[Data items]
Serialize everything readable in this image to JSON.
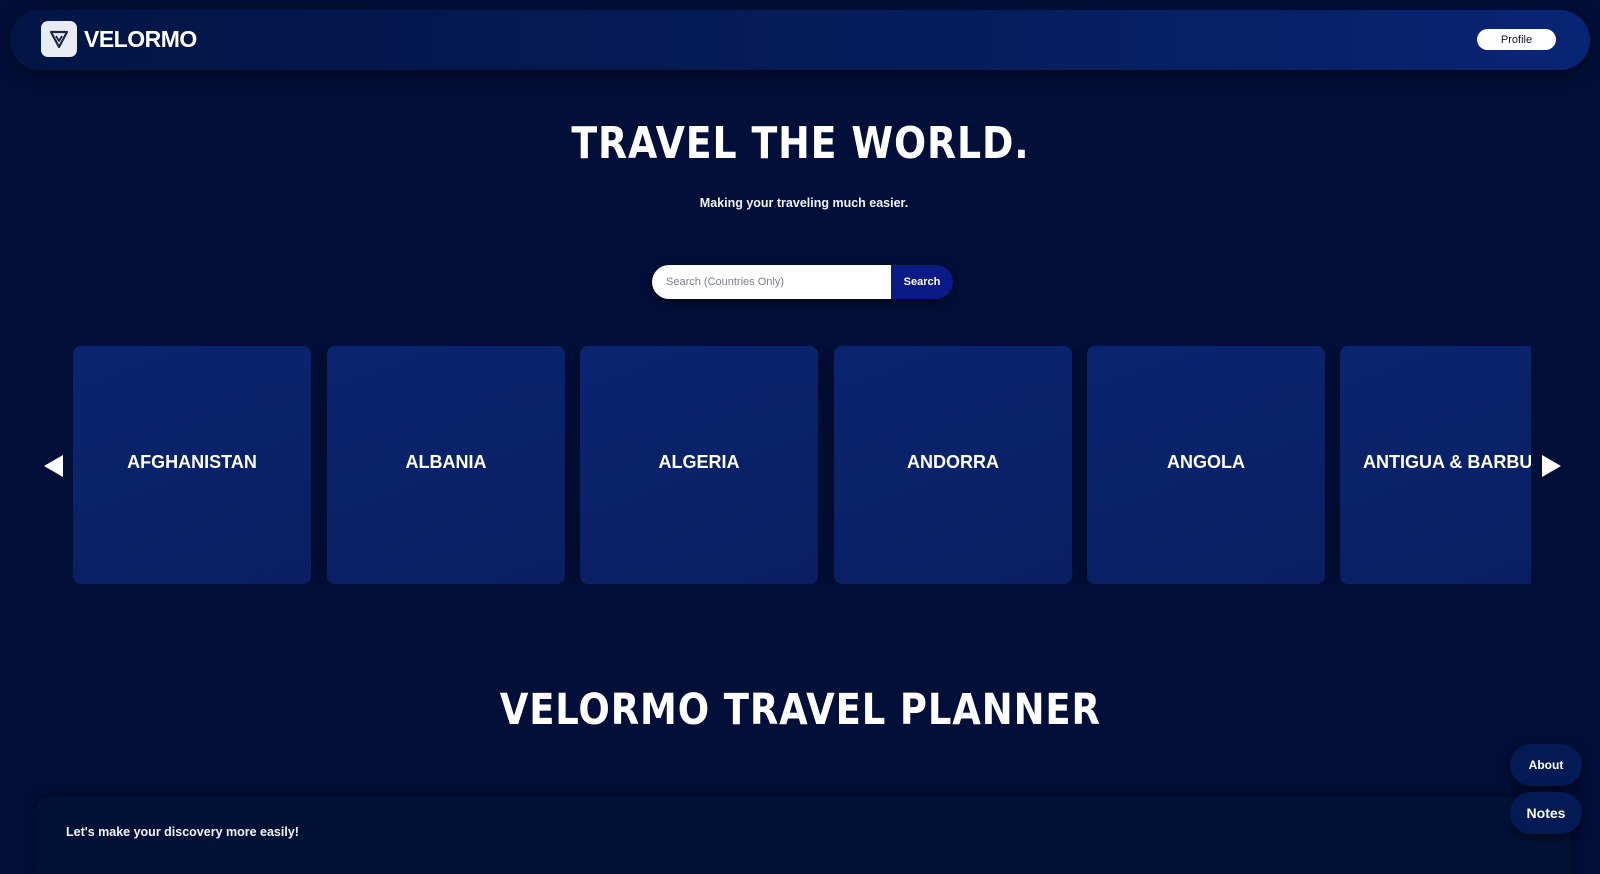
{
  "header": {
    "brand": "VELORMO",
    "profile_label": "Profile"
  },
  "hero": {
    "title": "TRAVEL THE WORLD.",
    "subtitle": "Making your traveling much easier."
  },
  "search": {
    "placeholder": "Search (Countries Only)",
    "value": "",
    "button_label": "Search"
  },
  "carousel": {
    "cards": [
      {
        "name": "AFGHANISTAN"
      },
      {
        "name": "ALBANIA"
      },
      {
        "name": "ALGERIA"
      },
      {
        "name": "ANDORRA"
      },
      {
        "name": "ANGOLA"
      },
      {
        "name": "ANTIGUA & BARBU"
      }
    ],
    "prev_icon": "triangle-left-icon",
    "next_icon": "triangle-right-icon"
  },
  "planner": {
    "title": "VELORMO TRAVEL PLANNER",
    "intro": "Let's make your discovery more easily!"
  },
  "floating": {
    "about_label": "About",
    "notes_label": "Notes"
  },
  "colors": {
    "background": "#020f38",
    "card": "#0b2470",
    "search_button": "#0b1a86",
    "header": "#061d5c"
  }
}
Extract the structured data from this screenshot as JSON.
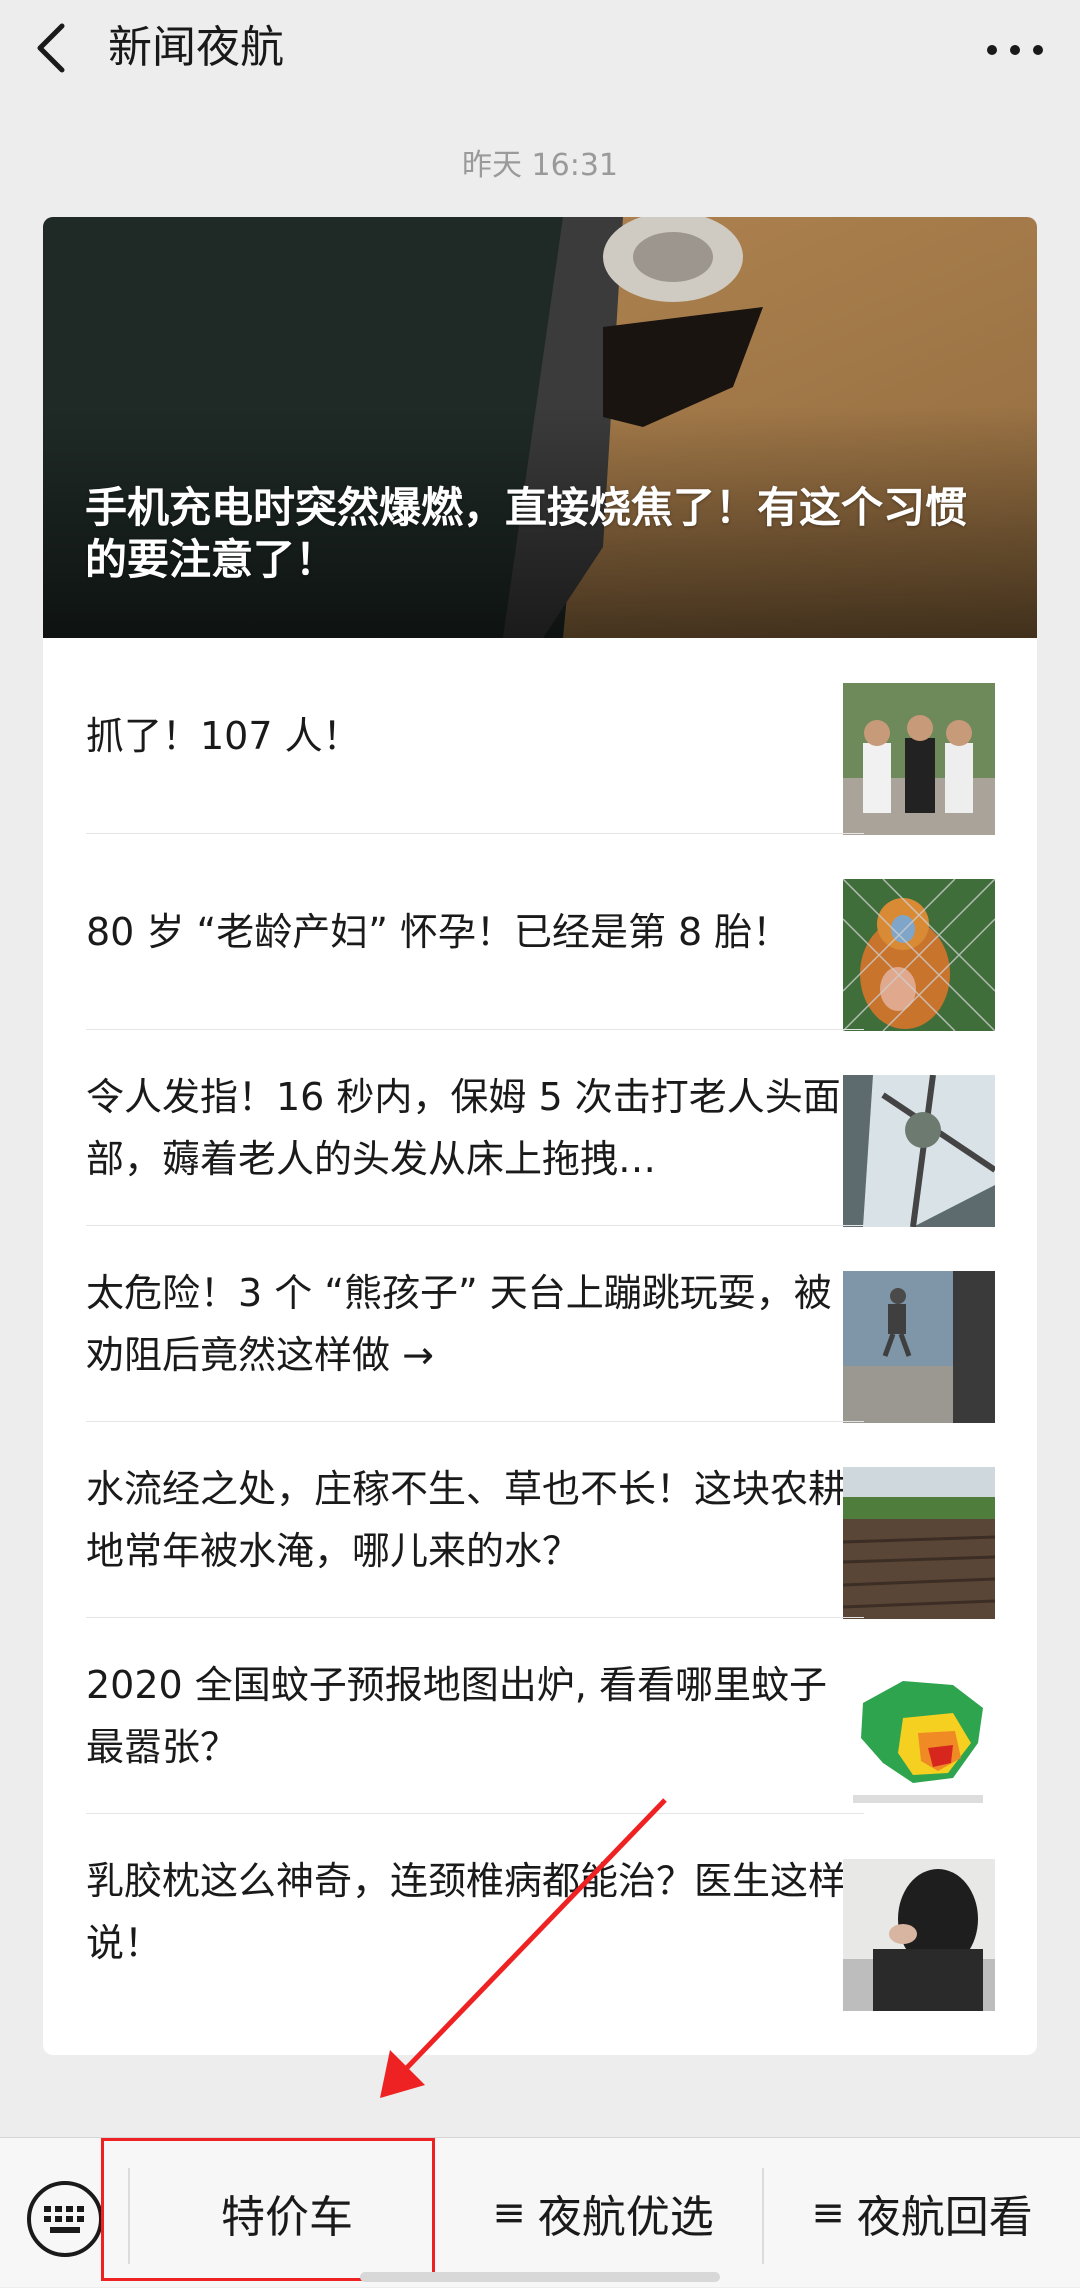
{
  "header": {
    "title": "新闻夜航",
    "back_icon": "chevron-left-icon",
    "more_icon": "more-dots-icon"
  },
  "timestamp": "昨天 16:31",
  "hero": {
    "title": "手机充电时突然爆燃，直接烧焦了！有这个习惯的要注意了！"
  },
  "articles": [
    {
      "title": "抓了！107 人！"
    },
    {
      "title": "80 岁 “老龄产妇” 怀孕！已经是第 8 胎！"
    },
    {
      "title": "令人发指！16 秒内，保姆 5 次击打老人头面部，薅着老人的头发从床上拖拽…"
    },
    {
      "title": "太危险！3 个 “熊孩子” 天台上蹦跳玩耍，被劝阻后竟然这样做 →"
    },
    {
      "title": "水流经之处，庄稼不生、草也不长！这块农耕地常年被水淹，哪儿来的水？"
    },
    {
      "title": "2020 全国蚊子预报地图出炉, 看看哪里蚊子最嚣张？"
    },
    {
      "title": "乳胶枕这么神奇，连颈椎病都能治？医生这样说！"
    }
  ],
  "bottom_menu": {
    "keyboard_icon": "keyboard-icon",
    "items": [
      {
        "label": "特价车",
        "has_submenu": false
      },
      {
        "label": "夜航优选",
        "has_submenu": true
      },
      {
        "label": "夜航回看",
        "has_submenu": true
      }
    ],
    "submenu_marker": "≡"
  },
  "annotation": {
    "color": "#ee2222",
    "target": "特价车"
  }
}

■ GOAL OF THE EXERCISE
Pick out every line of the listing containing the word "VELORMO", and show those lines.

■ TASK RESPONSE
    "brand": "VELORMO",
    "title": "VELORMO TRAVEL PLANNER",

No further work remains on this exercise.